(Description of the task)
Quote the listing below in its entirety.

(Data items)
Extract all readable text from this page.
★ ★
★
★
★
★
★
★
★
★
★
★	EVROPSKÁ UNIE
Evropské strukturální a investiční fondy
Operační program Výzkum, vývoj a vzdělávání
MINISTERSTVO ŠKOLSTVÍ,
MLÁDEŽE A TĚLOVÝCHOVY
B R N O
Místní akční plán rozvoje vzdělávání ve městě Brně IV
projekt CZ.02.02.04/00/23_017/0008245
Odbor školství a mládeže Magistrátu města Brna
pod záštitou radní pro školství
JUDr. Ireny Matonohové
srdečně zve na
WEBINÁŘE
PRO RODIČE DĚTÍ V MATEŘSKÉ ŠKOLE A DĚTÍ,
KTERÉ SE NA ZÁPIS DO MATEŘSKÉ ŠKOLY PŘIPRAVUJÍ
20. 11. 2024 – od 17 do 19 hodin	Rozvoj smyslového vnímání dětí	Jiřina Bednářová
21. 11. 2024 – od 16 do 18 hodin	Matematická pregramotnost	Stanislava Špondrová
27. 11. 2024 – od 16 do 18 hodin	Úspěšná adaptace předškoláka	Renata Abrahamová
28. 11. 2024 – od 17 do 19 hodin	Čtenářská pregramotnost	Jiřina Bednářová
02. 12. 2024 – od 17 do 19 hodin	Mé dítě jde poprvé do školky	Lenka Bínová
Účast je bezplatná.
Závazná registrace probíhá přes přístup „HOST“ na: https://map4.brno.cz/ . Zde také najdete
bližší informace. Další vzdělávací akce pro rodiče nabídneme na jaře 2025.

(The reply)
Extract all readable text from this page.
★ ★
★
★
★
★
★
★
★
★
★
★	EVROPSKÁ UNIE
Evropské strukturální a investiční fondy
Operační program Výzkum, vývoj a vzdělávání
MINISTERSTVO ŠKOLSTVÍ,
MLÁDEŽE A TĚLOVÝCHOVY
B R N O
Místní akční plán rozvoje vzdělávání ve městě Brně IV
projekt CZ.02.02.04/00/23_017/0008245
Odbor školství a mládeže Magistrátu města Brna
pod záštitou radní pro školství
JUDr. Ireny Matonohové
srdečně zve na
WEBINÁŘE
PRO RODIČE DĚTÍ V MATEŘSKÉ ŠKOLE A DĚTÍ,
KTERÉ SE NA ZÁPIS DO MATEŘSKÉ ŠKOLY PŘIPRAVUJÍ
20. 11. 2024 – od 17 do 19 hodin	Rozvoj smyslového vnímání dětí	Jiřina Bednářová
21. 11. 2024 – od 16 do 18 hodin	Matematická pregramotnost	Stanislava Špondrová
27. 11. 2024 – od 16 do 18 hodin	Úspěšná adaptace předškoláka	Renata Abrahamová
28. 11. 2024 – od 17 do 19 hodin	Čtenářská pregramotnost	Jiřina Bednářová
02. 12. 2024 – od 17 do 19 hodin	Mé dítě jde poprvé do školky	Lenka Bínová
Účast je bezplatná.
Závazná registrace probíhá přes přístup „HOST“ na: https://map4.brno.cz/ . Zde také najdete
bližší informace. Další vzdělávací akce pro rodiče nabídneme na jaře 2025.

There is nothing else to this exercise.